[Collection entries]
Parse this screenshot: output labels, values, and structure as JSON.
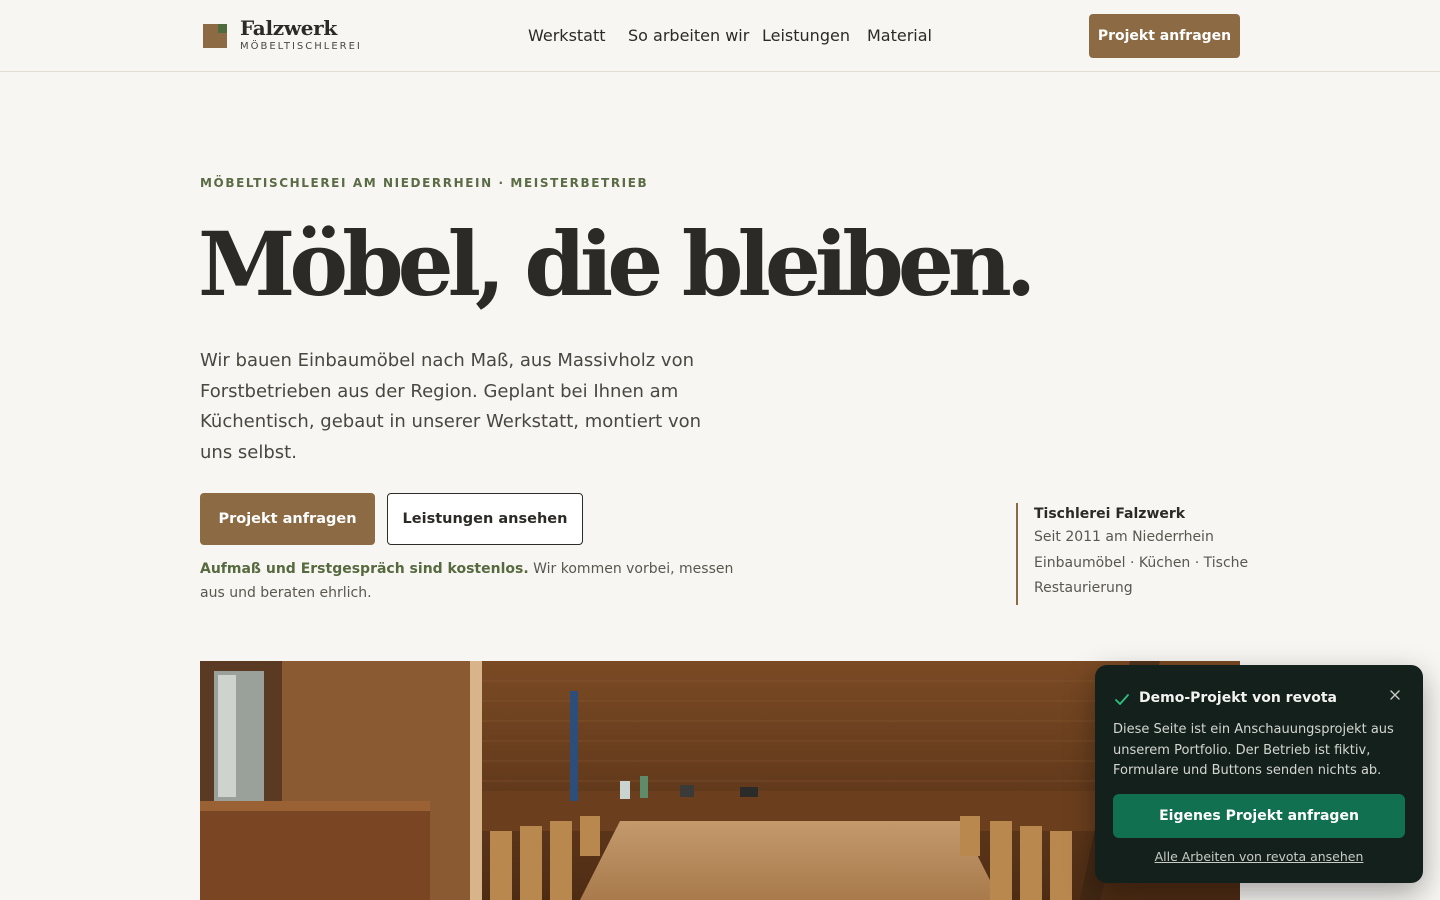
{
  "brand": {
    "name": "Falzwerk",
    "subtitle": "MÖBELTISCHLEREI"
  },
  "nav": {
    "items": [
      "Werkstatt",
      "So arbeiten wir",
      "Leistungen",
      "Material"
    ],
    "cta": "Projekt anfragen"
  },
  "hero": {
    "eyebrow": "MÖBELTISCHLEREI AM NIEDERRHEIN · MEISTERBETRIEB",
    "headline": "Möbel, die bleiben.",
    "lead": "Wir bauen Einbaumöbel nach Maß, aus Massivholz von Forstbetrieben aus der Region. Geplant bei Ihnen am Küchentisch, gebaut in unserer Werkstatt, montiert von uns selbst.",
    "primary_button": "Projekt anfragen",
    "secondary_button": "Leistungen ansehen",
    "note_bold": "Aufmaß und Erstgespräch sind kostenlos.",
    "note_rest": " Wir kommen vorbei, messen aus und beraten ehrlich."
  },
  "side_info": {
    "title": "Tischlerei Falzwerk",
    "lines": [
      "Seit 2011 am Niederrhein",
      "Einbaumöbel · Küchen · Tische",
      "Restaurierung"
    ]
  },
  "toast": {
    "title": "Demo-Projekt von revota",
    "body": "Diese Seite ist ein Anschauungsprojekt aus unserem Portfolio. Der Betrieb ist fiktiv, Formulare und Buttons senden nichts ab.",
    "button": "Eigenes Projekt anfragen",
    "link": "Alle Arbeiten von revota ansehen"
  },
  "colors": {
    "accent_brown": "#8b6a44",
    "accent_green": "#5a6b45",
    "toast_bg": "#14201c",
    "toast_button": "#117050",
    "page_bg": "#f8f6f2"
  }
}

### YOUR OBJECTIVE
Once the pictures are removed, return the entries exactly as they stand.

### ANSWER SPACE
Parse this screenshot: output labels, values, and structure as JSON.
{
  "brand": {
    "name": "Falzwerk",
    "subtitle": "MÖBELTISCHLEREI"
  },
  "nav": {
    "items": [
      "Werkstatt",
      "So arbeiten wir",
      "Leistungen",
      "Material"
    ],
    "cta": "Projekt anfragen"
  },
  "hero": {
    "eyebrow": "MÖBELTISCHLEREI AM NIEDERRHEIN · MEISTERBETRIEB",
    "headline": "Möbel, die bleiben.",
    "lead": "Wir bauen Einbaumöbel nach Maß, aus Massivholz von Forstbetrieben aus der Region. Geplant bei Ihnen am Küchentisch, gebaut in unserer Werkstatt, montiert von uns selbst.",
    "primary_button": "Projekt anfragen",
    "secondary_button": "Leistungen ansehen",
    "note_bold": "Aufmaß und Erstgespräch sind kostenlos.",
    "note_rest": " Wir kommen vorbei, messen aus und beraten ehrlich."
  },
  "side_info": {
    "title": "Tischlerei Falzwerk",
    "lines": [
      "Seit 2011 am Niederrhein",
      "Einbaumöbel · Küchen · Tische",
      "Restaurierung"
    ]
  },
  "toast": {
    "title": "Demo-Projekt von revota",
    "body": "Diese Seite ist ein Anschauungsprojekt aus unserem Portfolio. Der Betrieb ist fiktiv, Formulare und Buttons senden nichts ab.",
    "button": "Eigenes Projekt anfragen",
    "link": "Alle Arbeiten von revota ansehen"
  },
  "colors": {
    "accent_brown": "#8b6a44",
    "accent_green": "#5a6b45",
    "toast_bg": "#14201c",
    "toast_button": "#117050",
    "page_bg": "#f8f6f2"
  }
}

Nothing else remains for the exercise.